- _AIM_: Send each entry back exactly as given, pictures excluded.

- _Data entries_:
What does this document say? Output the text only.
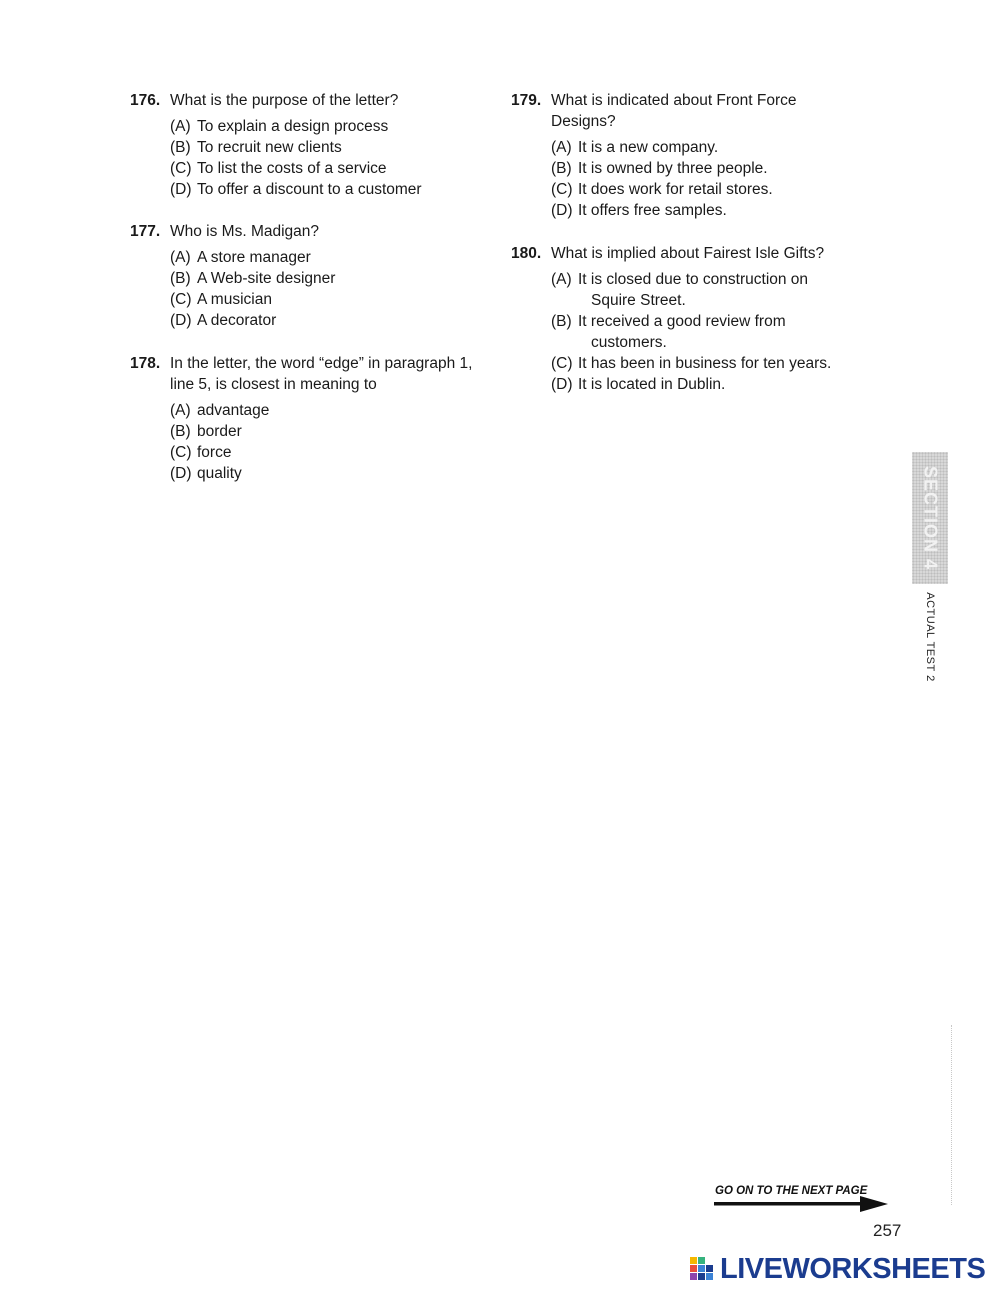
176. What is the purpose of the letter?
(A) To explain a design process
(B) To recruit new clients
(C) To list the costs of a service
(D) To offer a discount to a customer
177. Who is Ms. Madigan?
(A) A store manager
(B) A Web-site designer
(C) A musician
(D) A decorator
178. In the letter, the word “edge” in paragraph 1,
line 5, is closest in meaning to
(A) advantage
(B) border
(C) force
(D) quality
179. What is indicated about Front Force
Designs?
(A) It is a new company.
(B) It is owned by three people.
(C) It does work for retail stores.
(D) It offers free samples.
180. What is implied about Fairest Isle Gifts?
(A) It is closed due to construction on
Squire Street.
(B) It received a good review from
customers.
(C) It has been in business for ten years.
(D) It is located in Dublin.
SECTION 4
ACTUAL TEST 2
GO ON TO THE NEXT PAGE
257
LIVEWORKSHEETS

- _CORRECT OUTPUT_:
What does this document say? Output the text only.
176. What is the purpose of the letter?
(A) To explain a design process
(B) To recruit new clients
(C) To list the costs of a service
(D) To offer a discount to a customer
177. Who is Ms. Madigan?
(A) A store manager
(B) A Web-site designer
(C) A musician
(D) A decorator
178. In the letter, the word “edge” in paragraph 1,
line 5, is closest in meaning to
(A) advantage
(B) border
(C) force
(D) quality
179. What is indicated about Front Force
Designs?
(A) It is a new company.
(B) It is owned by three people.
(C) It does work for retail stores.
(D) It offers free samples.
180. What is implied about Fairest Isle Gifts?
(A) It is closed due to construction on
Squire Street.
(B) It received a good review from
customers.
(C) It has been in business for ten years.
(D) It is located in Dublin.
SECTION 4
ACTUAL TEST 2
GO ON TO THE NEXT PAGE
257
LIVEWORKSHEETS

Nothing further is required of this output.